SHORT TASK ->
Below are the records; copy each line in them that holds the word "JSON".

──────── TASK MATERIAL

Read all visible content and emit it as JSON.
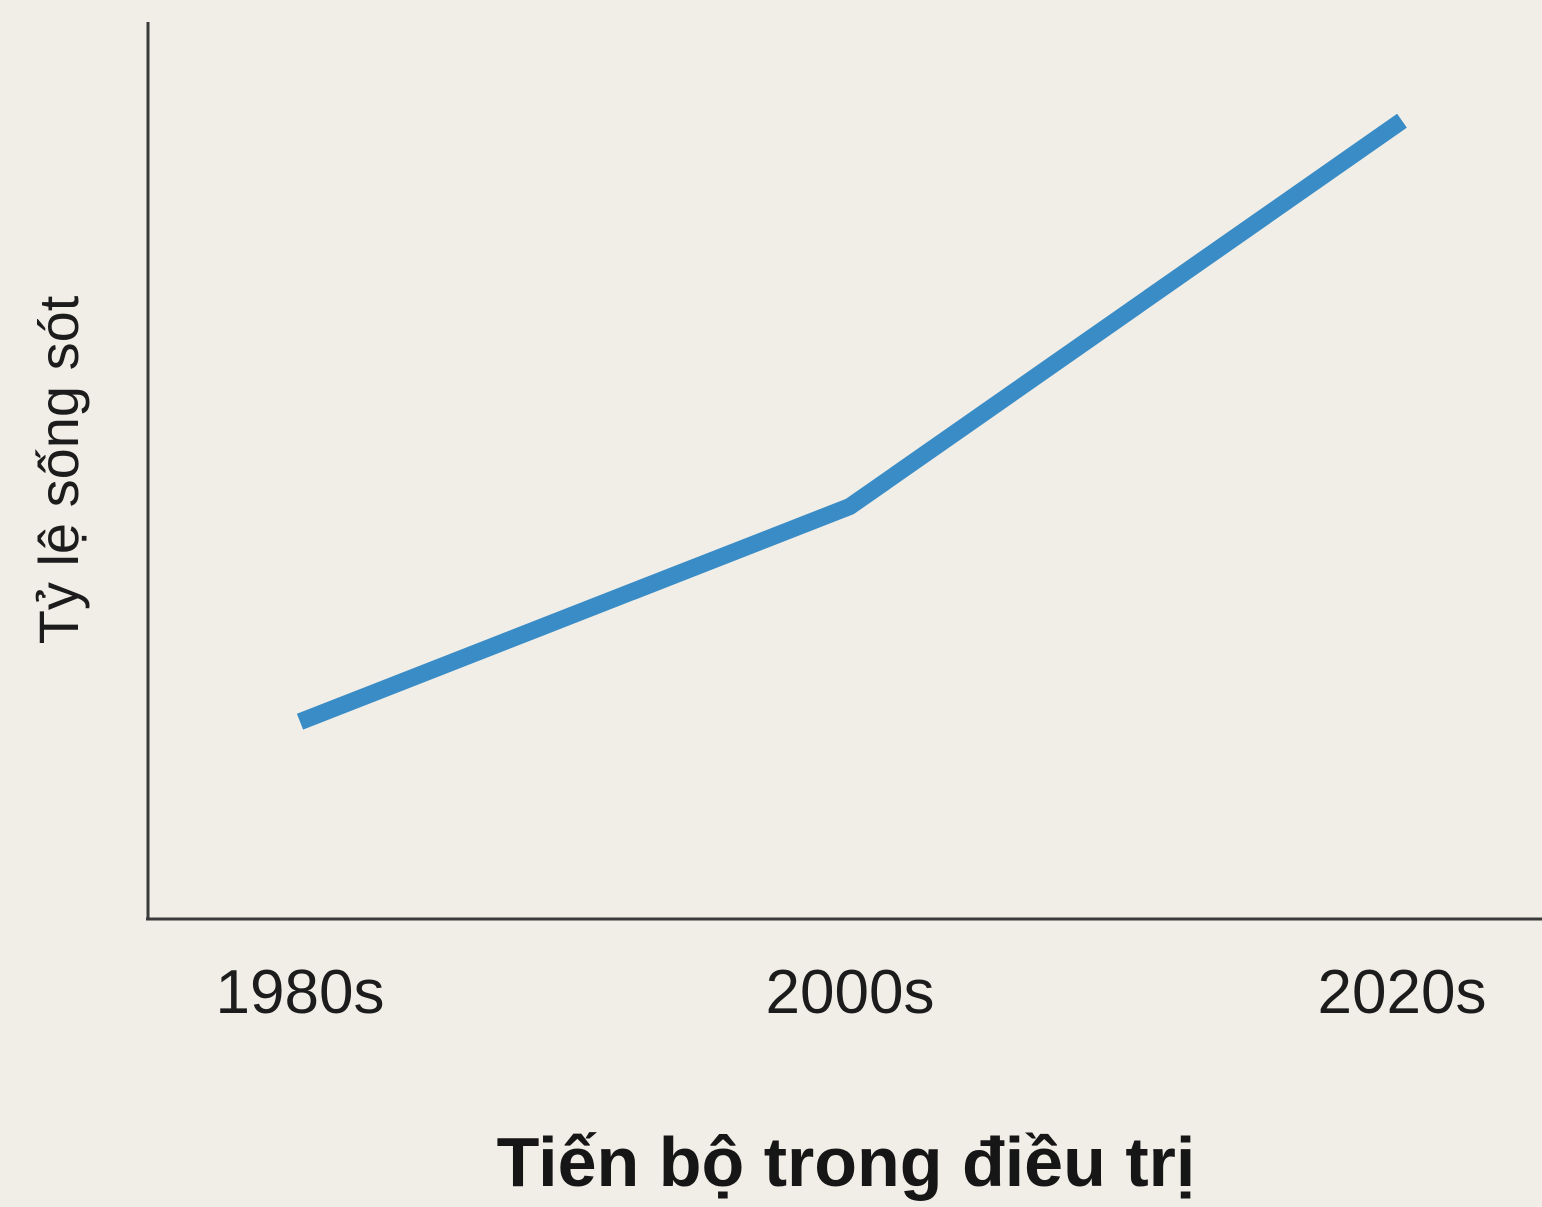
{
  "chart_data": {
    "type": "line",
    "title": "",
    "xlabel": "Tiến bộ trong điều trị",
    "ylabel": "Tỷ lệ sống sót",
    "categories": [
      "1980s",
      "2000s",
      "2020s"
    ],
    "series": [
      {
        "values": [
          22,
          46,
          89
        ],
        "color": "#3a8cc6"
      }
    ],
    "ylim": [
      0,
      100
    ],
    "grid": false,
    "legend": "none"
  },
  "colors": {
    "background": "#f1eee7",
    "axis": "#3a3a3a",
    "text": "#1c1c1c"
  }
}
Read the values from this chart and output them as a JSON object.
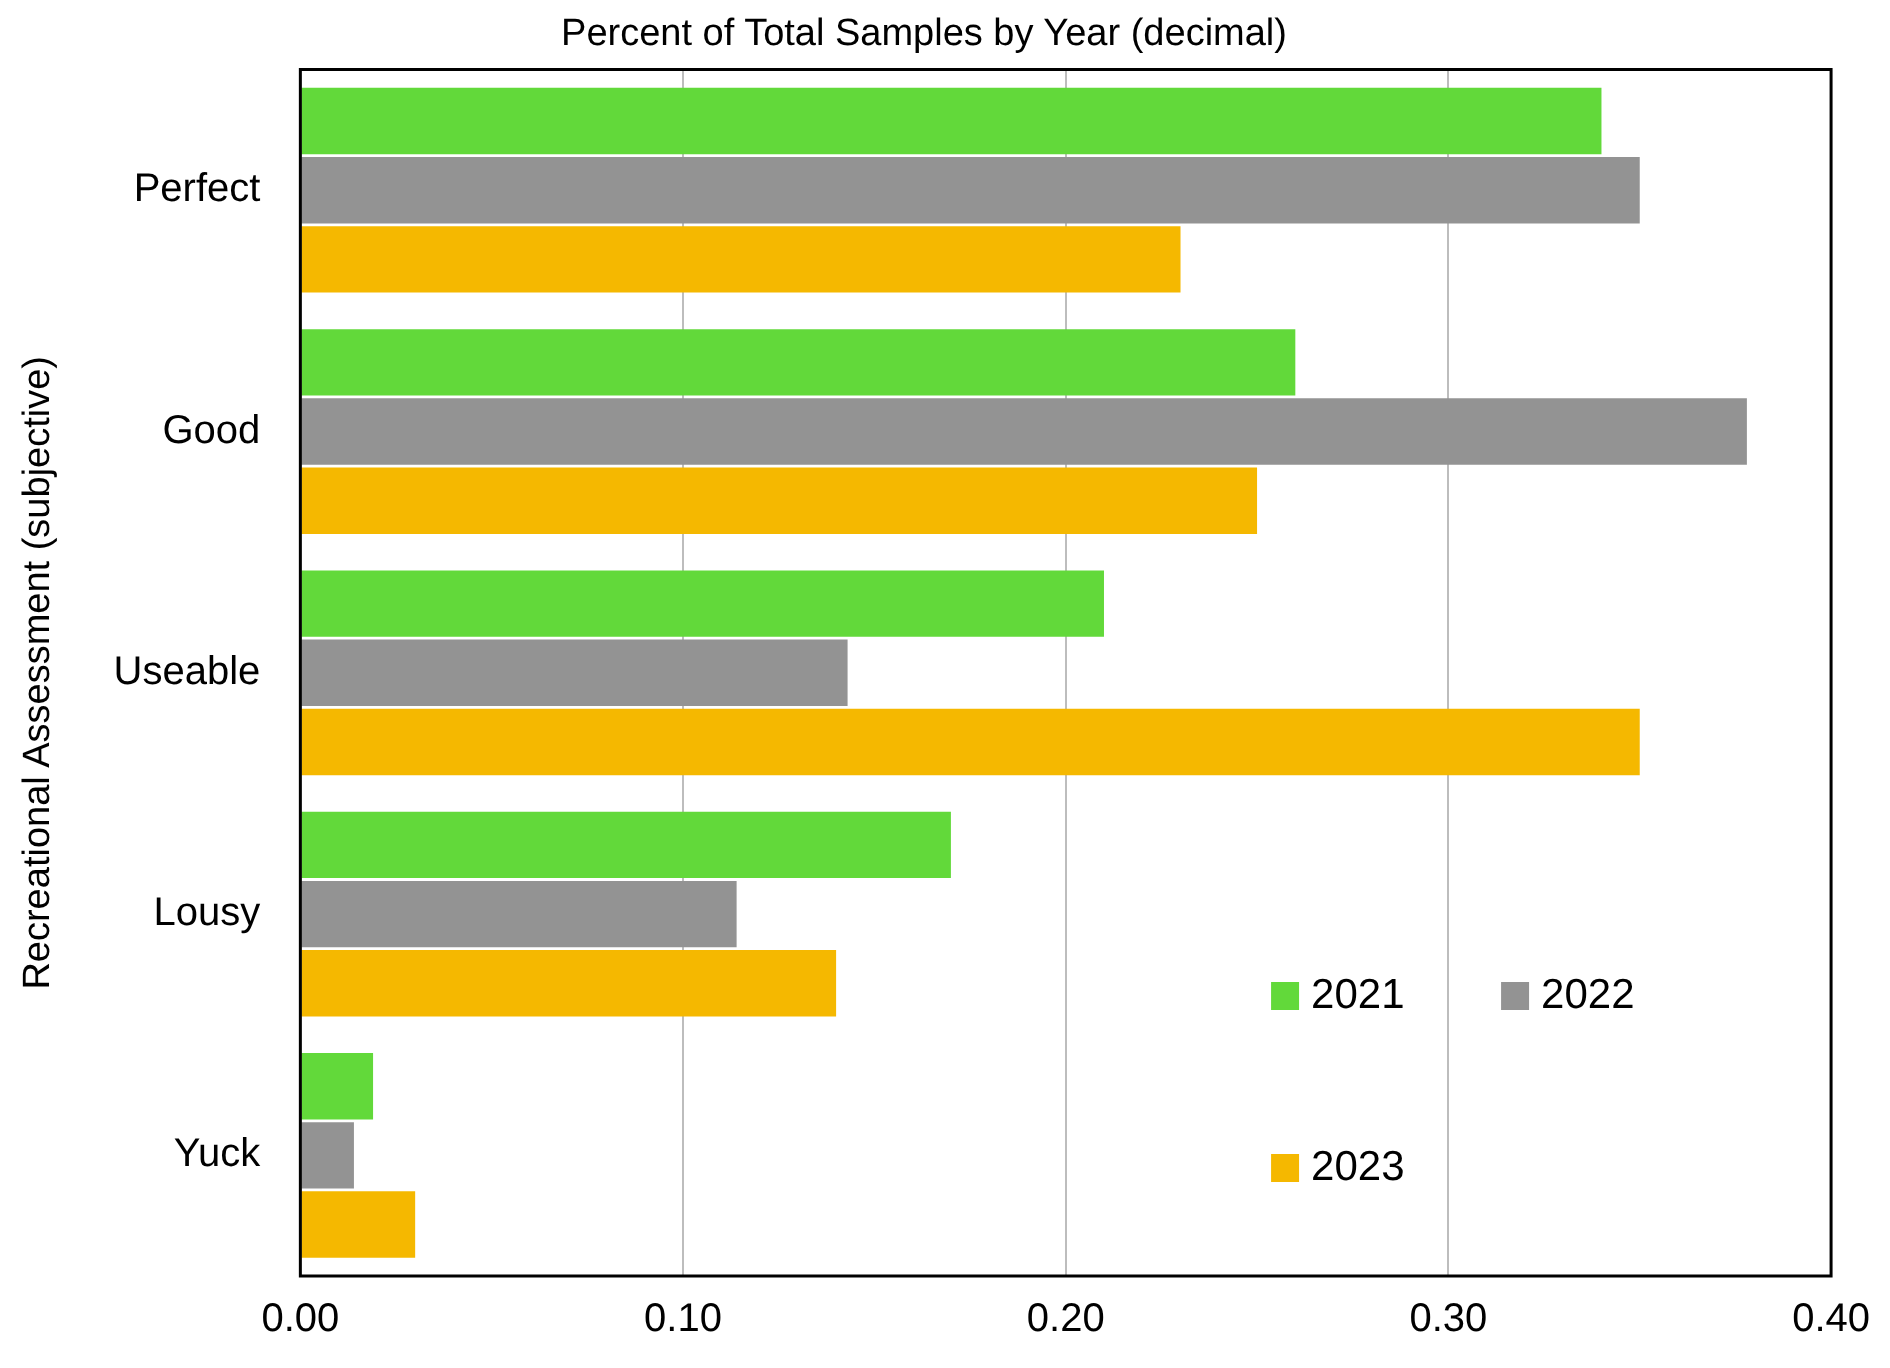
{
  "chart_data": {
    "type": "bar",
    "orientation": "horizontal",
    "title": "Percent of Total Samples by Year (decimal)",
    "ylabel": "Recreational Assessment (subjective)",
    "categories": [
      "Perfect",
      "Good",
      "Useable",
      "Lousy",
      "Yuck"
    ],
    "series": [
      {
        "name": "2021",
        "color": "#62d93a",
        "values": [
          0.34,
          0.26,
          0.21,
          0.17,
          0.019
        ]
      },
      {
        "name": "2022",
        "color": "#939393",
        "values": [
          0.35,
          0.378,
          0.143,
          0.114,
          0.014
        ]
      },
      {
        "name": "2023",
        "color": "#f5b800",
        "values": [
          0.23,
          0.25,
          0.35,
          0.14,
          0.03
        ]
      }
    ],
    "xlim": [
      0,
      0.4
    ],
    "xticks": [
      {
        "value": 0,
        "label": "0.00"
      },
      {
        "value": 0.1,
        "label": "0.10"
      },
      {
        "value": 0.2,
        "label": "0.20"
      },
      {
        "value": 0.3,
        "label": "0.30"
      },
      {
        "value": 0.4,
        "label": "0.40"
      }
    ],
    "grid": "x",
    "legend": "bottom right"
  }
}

────────────────

FULL ANSWER ->
Read all visible content and emit it as JSON.
Read the values from this chart and output them as a JSON object.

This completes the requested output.